[What the task requires]: Make an exact copy of the entries below with the pictures removed.

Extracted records
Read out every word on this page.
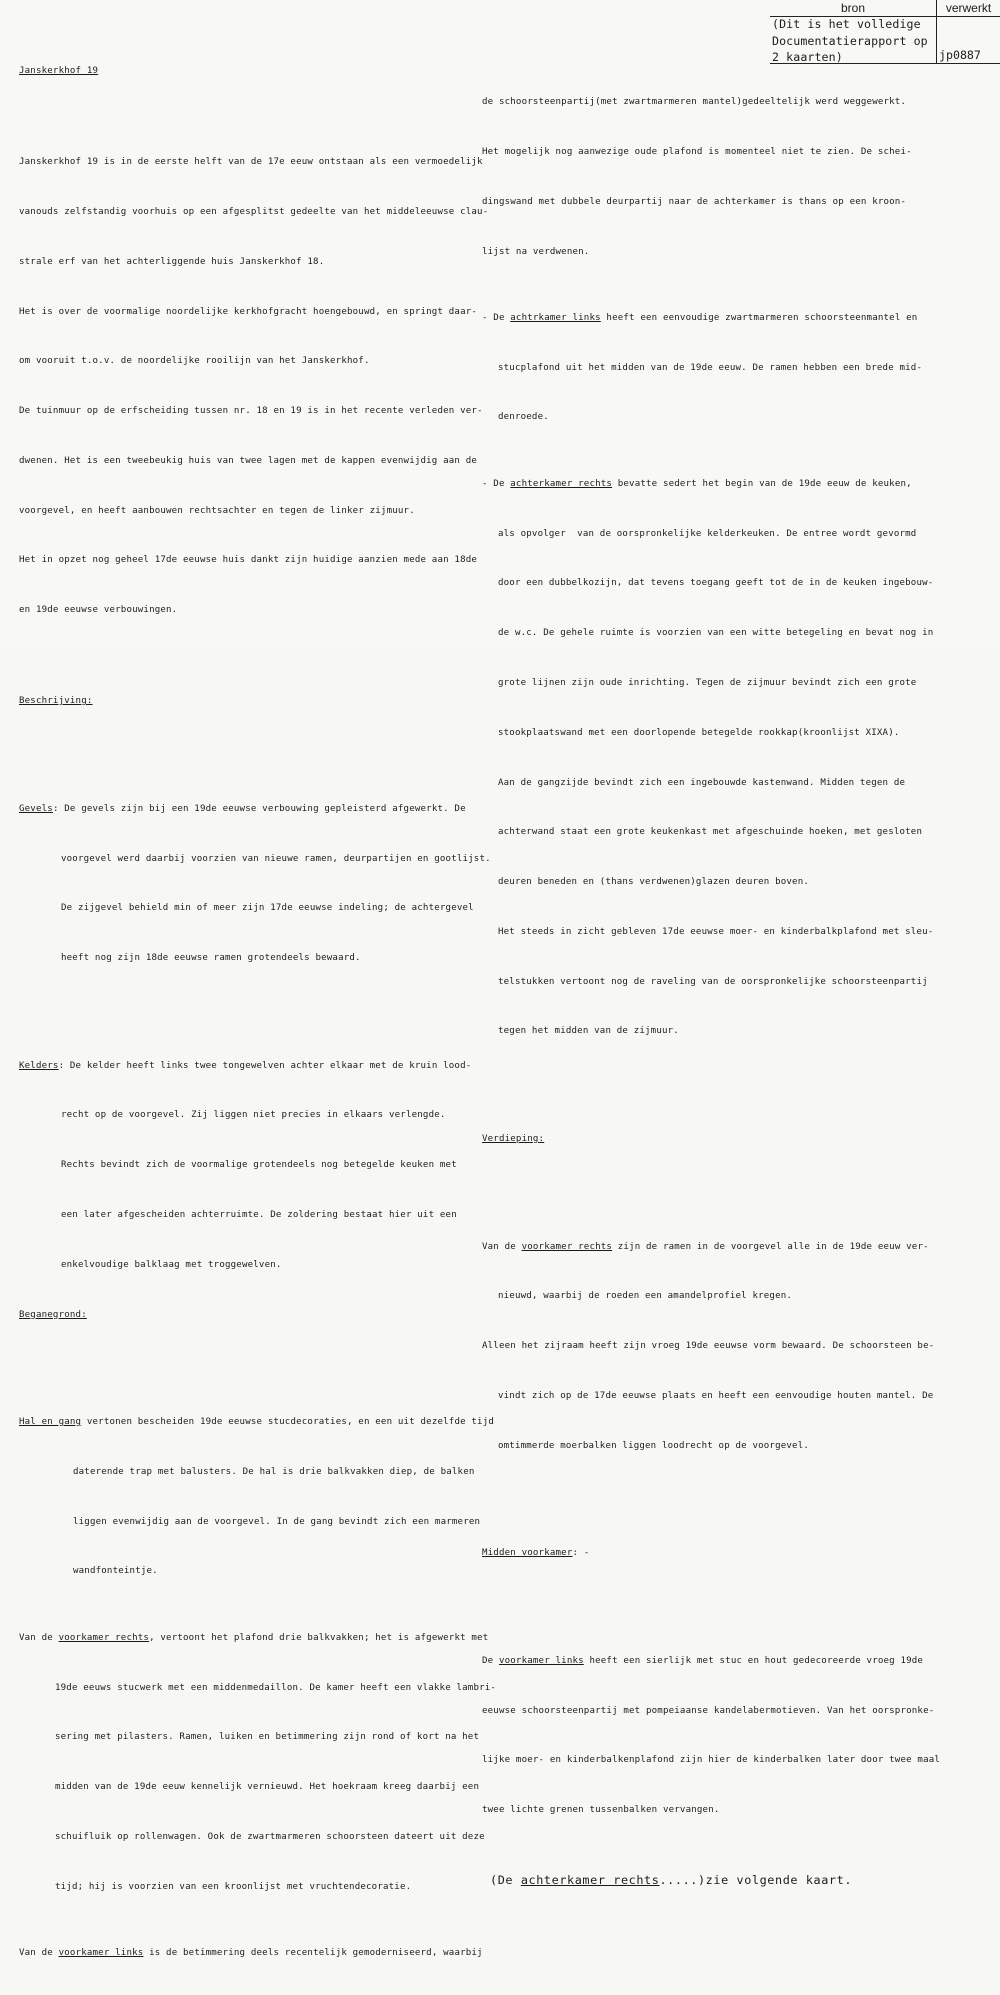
bron	verwerkt
(Dit is het volledige
Documentatierapport op
2 kaarten)	jp0887

Janskerkhof 19

Janskerkhof 19 is in de eerste helft van de 17e eeuw ontstaan als een vermoedelijk

vanouds zelfstandig voorhuis op een afgesplitst gedeelte van het middeleeuwse clau-

strale erf van het achterliggende huis Janskerkhof 18.

Het is over de voormalige noordelijke kerkhofgracht hoengebouwd, en springt daar-

om vooruit t.o.v. de noordelijke rooilijn van het Janskerkhof.

De tuinmuur op de erfscheiding tussen nr. 18 en 19 is in het recente verleden ver-

dwenen. Het is een tweebeukig huis van twee lagen met de kappen evenwijdig aan de

voorgevel, en heeft aanbouwen rechtsachter en tegen de linker zijmuur.

Het in opzet nog geheel 17de eeuwse huis dankt zijn huidige aanzien mede aan 18de

en 19de eeuwse verbouwingen.

Beschrijving:

Gevels: De gevels zijn bij een 19de eeuwse verbouwing gepleisterd afgewerkt. De

voorgevel werd daarbij voorzien van nieuwe ramen, deurpartijen en gootlijst.

De zijgevel behield min of meer zijn 17de eeuwse indeling; de achtergevel

heeft nog zijn 18de eeuwse ramen grotendeels bewaard.

Kelders: De kelder heeft links twee tongewelven achter elkaar met de kruin lood-

recht op de voorgevel. Zij liggen niet precies in elkaars verlengde.

Rechts bevindt zich de voormalige grotendeels nog betegelde keuken met

een later afgescheiden achterruimte. De zoldering bestaat hier uit een

enkelvoudige balklaag met troggewelven.

Beganegrond:

Hal en gang vertonen bescheiden 19de eeuwse stucdecoraties, en een uit dezelfde tijd

daterende trap met balusters. De hal is drie balkvakken diep, de balken

liggen evenwijdig aan de voorgevel. In de gang bevindt zich een marmeren

wandfonteintje.

Van de voorkamer rechts, vertoont het plafond drie balkvakken; het is afgewerkt met

19de eeuws stucwerk met een middenmedaillon. De kamer heeft een vlakke lambri-

sering met pilasters. Ramen, luiken en betimmering zijn rond of kort na het

midden van de 19de eeuw kennelijk vernieuwd. Het hoekraam kreeg daarbij een

schuifluik op rollenwagen. Ook de zwartmarmeren schoorsteen dateert uit deze

tijd; hij is voorzien van een kroonlijst met vruchtendecoratie.

Van de voorkamer links is de betimmering deels recentelijk gemoderniseerd, waarbij

de schoorsteenpartij(met zwartmarmeren mantel)gedeeltelijk werd weggewerkt.

Het mogelijk nog aanwezige oude plafond is momenteel niet te zien. De schei-

dingswand met dubbele deurpartij naar de achterkamer is thans op een kroon-

lijst na verdwenen.

- De achtrkamer links heeft een eenvoudige zwartmarmeren schoorsteenmantel en

stucplafond uit het midden van de 19de eeuw. De ramen hebben een brede mid-

denroede.

- De achterkamer rechts bevatte sedert het begin van de 19de eeuw de keuken,

als opvolger  van de oorspronkelijke kelderkeuken. De entree wordt gevormd

door een dubbelkozijn, dat tevens toegang geeft tot de in de keuken ingebouw-

de w.c. De gehele ruimte is voorzien van een witte betegeling en bevat nog in

grote lijnen zijn oude inrichting. Tegen de zijmuur bevindt zich een grote

stookplaatswand met een doorlopende betegelde rookkap(kroonlijst XIXA).

Aan de gangzijde bevindt zich een ingebouwde kastenwand. Midden tegen de

achterwand staat een grote keukenkast met afgeschuinde hoeken, met gesloten

deuren beneden en (thans verdwenen)glazen deuren boven.

Het steeds in zicht gebleven 17de eeuwse moer- en kinderbalkplafond met sleu-

telstukken vertoont nog de raveling van de oorspronkelijke schoorsteenpartij

tegen het midden van de zijmuur.

Verdieping:

Van de voorkamer rechts zijn de ramen in de voorgevel alle in de 19de eeuw ver-

nieuwd, waarbij de roeden een amandelprofiel kregen.

Alleen het zijraam heeft zijn vroeg 19de eeuwse vorm bewaard. De schoorsteen be-

vindt zich op de 17de eeuwse plaats en heeft een eenvoudige houten mantel. De

omtimmerde moerbalken liggen loodrecht op de voorgevel.

Midden voorkamer: -

De voorkamer links heeft een sierlijk met stuc en hout gedecoreerde vroeg 19de

eeuwse schoorsteenpartij met pompeiaanse kandelabermotieven. Van het oorspronke-

lijke moer- en kinderbalkenplafond zijn hier de kinderbalken later door twee maal

twee lichte grenen tussenbalken vervangen.

(De achterkamer rechts.....)zie volgende kaart.
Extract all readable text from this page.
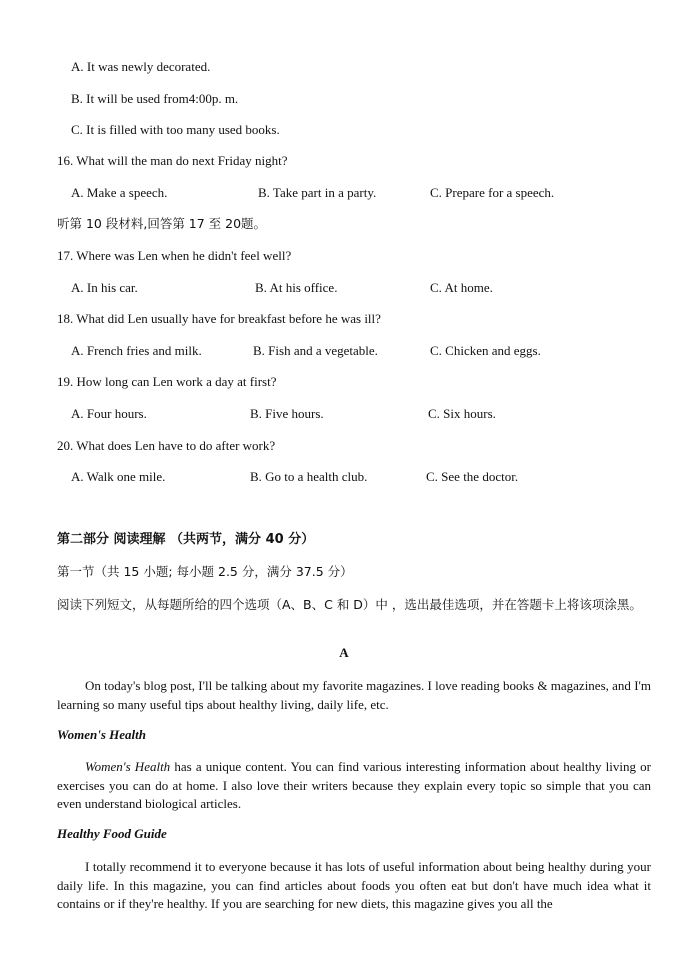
A. It was newly decorated.
B. It will be used from4:00p. m.
C. It is filled with too many used books.
16. What will the man do next Friday night?
A. Make a speech.	B. Take part in a party.	C. Prepare for a speech.
听第 10 段材料,回答第 17 至 20题。
17. Where was Len when he didn't feel well?
A. In his car.	B. At his office.	C. At home.
18. What did Len usually have for breakfast before he was ill?
A. French fries and milk.	B. Fish and a vegetable.	C. Chicken and eggs.
19. How long can Len work a day at first?
A. Four hours.	B. Five hours.	C. Six hours.
20. What does Len have to do after work?
A. Walk one mile.	B. Go to a health club.	C. See the doctor.
第二部分 阅读理解 （共两节，满分 40 分）
第一节（共 15 小题; 每小题 2.5 分，满分 37.5 分）
阅读下列短文，从每题所给的四个选项（A、B、C 和 D）中 ，选出最佳选项，并在答题卡上将该项涂黑。
A
On today's blog post, I'll be talking about my favorite magazines. I love reading books & magazines, and I'm learning so many useful tips about healthy living, daily life, etc.
Women's Health
Women's Health has a unique content. You can find various interesting information about healthy living or exercises you can do at home. I also love their writers because they explain every topic so simple that you can even understand biological articles.
Healthy Food Guide
I totally recommend it to everyone because it has lots of useful information about being healthy during your daily life. In this magazine, you can find articles about foods you often eat but don't have much idea what it contains or if they're healthy. If you are searching for new diets, this magazine gives you all the
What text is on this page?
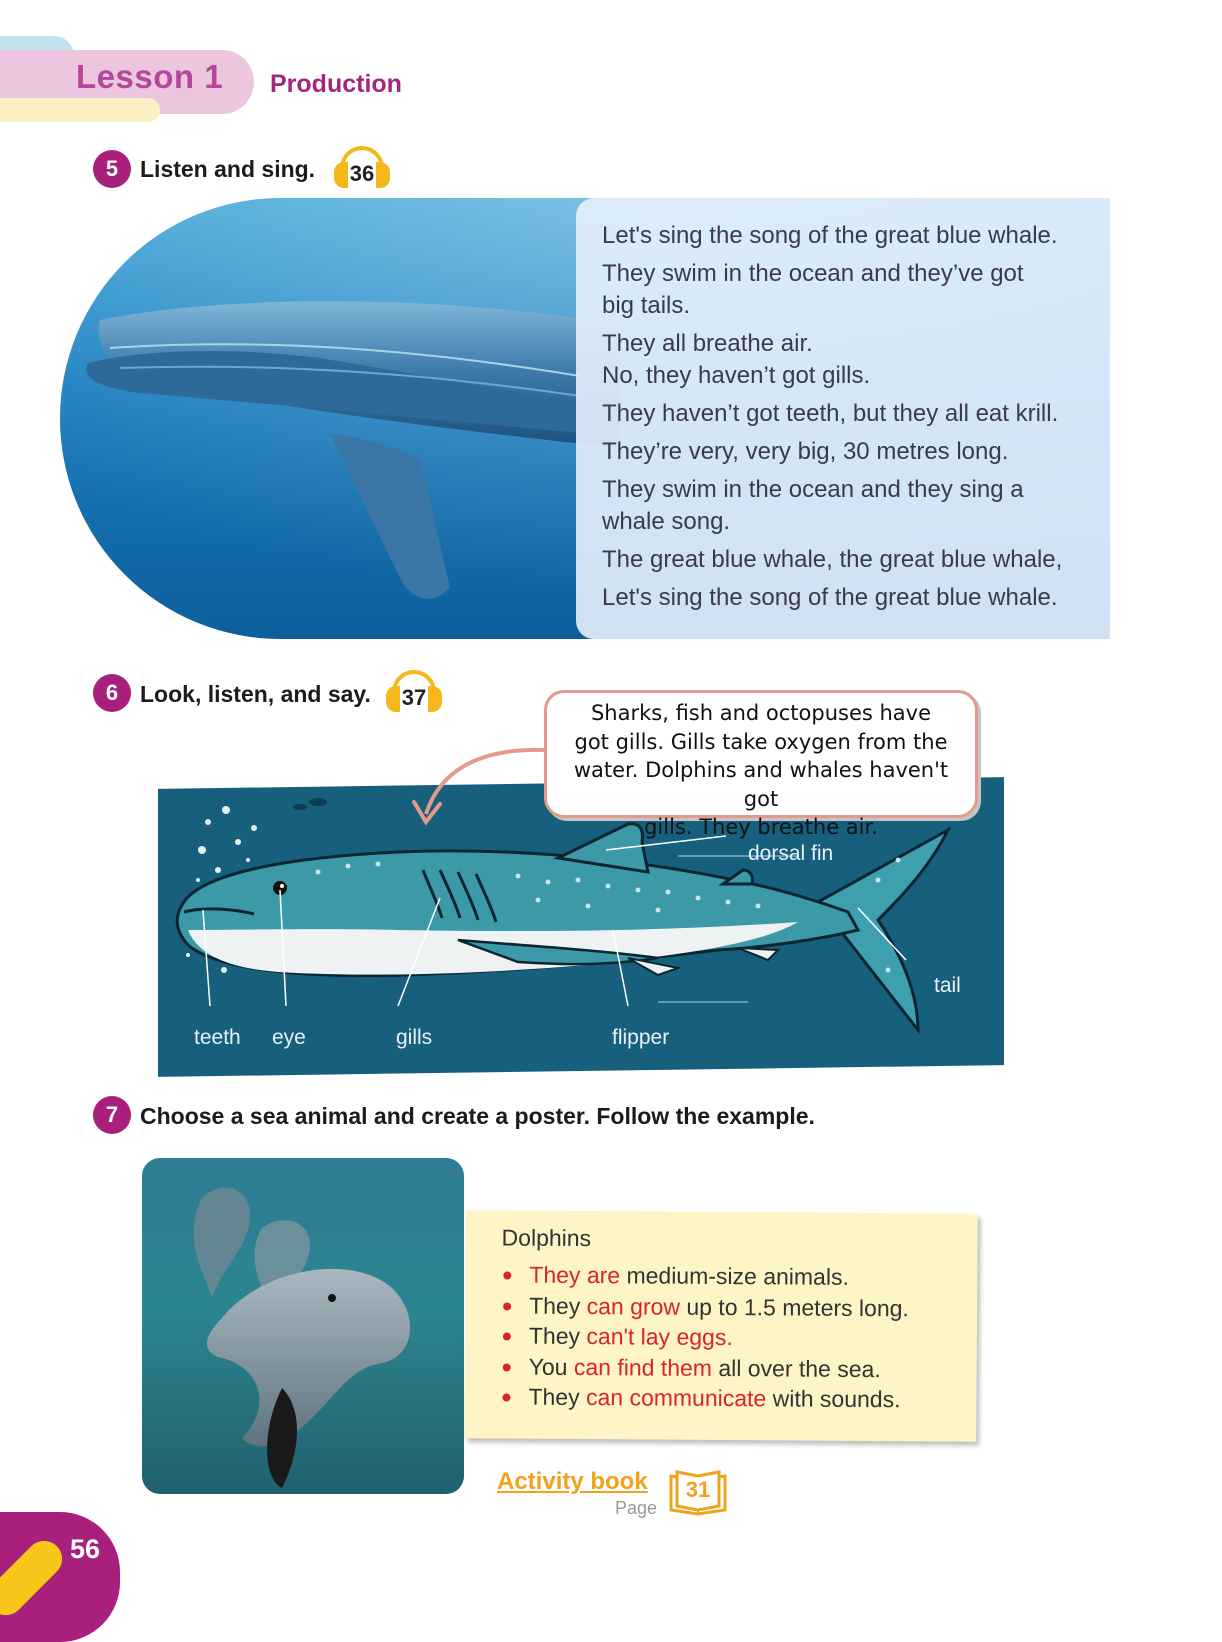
Lesson 1 Production
5 Listen and sing. 36

Let's sing the song of the great blue whale.

They swim in the ocean and they’ve got

big tails.

They all breathe air.

No, they haven’t got gills.

They haven’t got teeth, but they all eat krill.

They’re very, very big, 30 metres long.

They swim in the ocean and they sing a

whale song.

The great blue whale, the great blue whale,

Let's sing the song of the great blue whale.

6 Look, listen, and say. 37
Sharks, fish and octopuses have
got gills. Gills take oxygen from the
water. Dolphins and whales haven't got
gills. They breathe air.
dorsal fin
tail
teeth eye	gills	flipper
7 Choose a sea animal and create a poster. Follow the example.
Dolphins
They are medium-size animals.
They can grow up to 1.5 meters long.
They can't lay eggs.
You can find them all over the sea.
They can communicate with sounds.
Activity book
Page
31
56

[Finished exercise]:
Read out every word on this page.
bron	verwerkt
(Dit is het volledige
Documentatierapport op
2 kaarten)	jp0887

Janskerkhof 19

Janskerkhof 19 is in de eerste helft van de 17e eeuw ontstaan als een vermoedelijk

vanouds zelfstandig voorhuis op een afgesplitst gedeelte van het middeleeuwse clau-

strale erf van het achterliggende huis Janskerkhof 18.

Het is over de voormalige noordelijke kerkhofgracht hoengebouwd, en springt daar-

om vooruit t.o.v. de noordelijke rooilijn van het Janskerkhof.

De tuinmuur op de erfscheiding tussen nr. 18 en 19 is in het recente verleden ver-

dwenen. Het is een tweebeukig huis van twee lagen met de kappen evenwijdig aan de

voorgevel, en heeft aanbouwen rechtsachter en tegen de linker zijmuur.

Het in opzet nog geheel 17de eeuwse huis dankt zijn huidige aanzien mede aan 18de

en 19de eeuwse verbouwingen.

Beschrijving:

Gevels: De gevels zijn bij een 19de eeuwse verbouwing gepleisterd afgewerkt. De

voorgevel werd daarbij voorzien van nieuwe ramen, deurpartijen en gootlijst.

De zijgevel behield min of meer zijn 17de eeuwse indeling; de achtergevel

heeft nog zijn 18de eeuwse ramen grotendeels bewaard.

Kelders: De kelder heeft links twee tongewelven achter elkaar met de kruin lood-

recht op de voorgevel. Zij liggen niet precies in elkaars verlengde.

Rechts bevindt zich de voormalige grotendeels nog betegelde keuken met

een later afgescheiden achterruimte. De zoldering bestaat hier uit een

enkelvoudige balklaag met troggewelven.

Beganegrond:

Hal en gang vertonen bescheiden 19de eeuwse stucdecoraties, en een uit dezelfde tijd

daterende trap met balusters. De hal is drie balkvakken diep, de balken

liggen evenwijdig aan de voorgevel. In de gang bevindt zich een marmeren

wandfonteintje.

Van de voorkamer rechts, vertoont het plafond drie balkvakken; het is afgewerkt met

19de eeuws stucwerk met een middenmedaillon. De kamer heeft een vlakke lambri-

sering met pilasters. Ramen, luiken en betimmering zijn rond of kort na het

midden van de 19de eeuw kennelijk vernieuwd. Het hoekraam kreeg daarbij een

schuifluik op rollenwagen. Ook de zwartmarmeren schoorsteen dateert uit deze

tijd; hij is voorzien van een kroonlijst met vruchtendecoratie.

Van de voorkamer links is de betimmering deels recentelijk gemoderniseerd, waarbij

de schoorsteenpartij(met zwartmarmeren mantel)gedeeltelijk werd weggewerkt.

Het mogelijk nog aanwezige oude plafond is momenteel niet te zien. De schei-

dingswand met dubbele deurpartij naar de achterkamer is thans op een kroon-

lijst na verdwenen.

- De achtrkamer links heeft een eenvoudige zwartmarmeren schoorsteenmantel en

stucplafond uit het midden van de 19de eeuw. De ramen hebben een brede mid-

denroede.

- De achterkamer rechts bevatte sedert het begin van de 19de eeuw de keuken,

als opvolger  van de oorspronkelijke kelderkeuken. De entree wordt gevormd

door een dubbelkozijn, dat tevens toegang geeft tot de in de keuken ingebouw-

de w.c. De gehele ruimte is voorzien van een witte betegeling en bevat nog in

grote lijnen zijn oude inrichting. Tegen de zijmuur bevindt zich een grote

stookplaatswand met een doorlopende betegelde rookkap(kroonlijst XIXA).

Aan de gangzijde bevindt zich een ingebouwde kastenwand. Midden tegen de

achterwand staat een grote keukenkast met afgeschuinde hoeken, met gesloten

deuren beneden en (thans verdwenen)glazen deuren boven.

Het steeds in zicht gebleven 17de eeuwse moer- en kinderbalkplafond met sleu-

telstukken vertoont nog de raveling van de oorspronkelijke schoorsteenpartij

tegen het midden van de zijmuur.

Verdieping:

Van de voorkamer rechts zijn de ramen in de voorgevel alle in de 19de eeuw ver-

nieuwd, waarbij de roeden een amandelprofiel kregen.

Alleen het zijraam heeft zijn vroeg 19de eeuwse vorm bewaard. De schoorsteen be-

vindt zich op de 17de eeuwse plaats en heeft een eenvoudige houten mantel. De

omtimmerde moerbalken liggen loodrecht op de voorgevel.

Midden voorkamer: -

De voorkamer links heeft een sierlijk met stuc en hout gedecoreerde vroeg 19de

eeuwse schoorsteenpartij met pompeiaanse kandelabermotieven. Van het oorspronke-

lijke moer- en kinderbalkenplafond zijn hier de kinderbalken later door twee maal

twee lichte grenen tussenbalken vervangen.

(De achterkamer rechts.....)zie volgende kaart.
Extract all readable text from this page.
A. It was newly decorated.
B. It will be used from4:00p. m.
C. It is filled with too many used books.
16. What will the man do next Friday night?
A. Make a speech.	B. Take part in a party.	C. Prepare for a speech.
听第 10 段材料,回答第 17 至 20题。
17. Where was Len when he didn't feel well?
A. In his car.	B. At his office.	C. At home.
18. What did Len usually have for breakfast before he was ill?
A. French fries and milk.	B. Fish and a vegetable.	C. Chicken and eggs.
19. How long can Len work a day at first?
A. Four hours.	B. Five hours.	C. Six hours.
20. What does Len have to do after work?
A. Walk one mile.	B. Go to a health club.	C. See the doctor.
第二部分 阅读理解 （共两节，满分 40 分）
第一节（共 15 小题; 每小题 2.5 分，满分 37.5 分）
阅读下列短文，从每题所给的四个选项（A、B、C 和 D）中 ，选出最佳选项，并在答题卡上将该项涂黑。
A
On today's blog post, I'll be talking about my favorite magazines. I love reading books & magazines, and I'm learning so many useful tips about healthy living, daily life, etc.
Women's Health
Women's Health has a unique content. You can find various interesting information about healthy living or exercises you can do at home. I also love their writers because they explain every topic so simple that you can even understand biological articles.
Healthy Food Guide
I totally recommend it to everyone because it has lots of useful information about being healthy during your daily life. In this magazine, you can find articles about foods you often eat but don't have much idea what it contains or if they're healthy. If you are searching for new diets, this magazine gives you all the
What text is on this page?
Lesson 1 Production
5 Listen and sing. 36

Let's sing the song of the great blue whale.

They swim in the ocean and they’ve got

big tails.

They all breathe air.

No, they haven’t got gills.

They haven’t got teeth, but they all eat krill.

They’re very, very big, 30 metres long.

They swim in the ocean and they sing a

whale song.

The great blue whale, the great blue whale,

Let's sing the song of the great blue whale.

6 Look, listen, and say. 37
Sharks, fish and octopuses have
got gills. Gills take oxygen from the
water. Dolphins and whales haven't got
gills. They breathe air.
dorsal fin
tail
teeth eye	gills	flipper
7 Choose a sea animal and create a poster. Follow the example.
Dolphins
They are medium-size animals.
They can grow up to 1.5 meters long.
They can't lay eggs.
You can find them all over the sea.
They can communicate with sounds.
Activity book
Page
31
56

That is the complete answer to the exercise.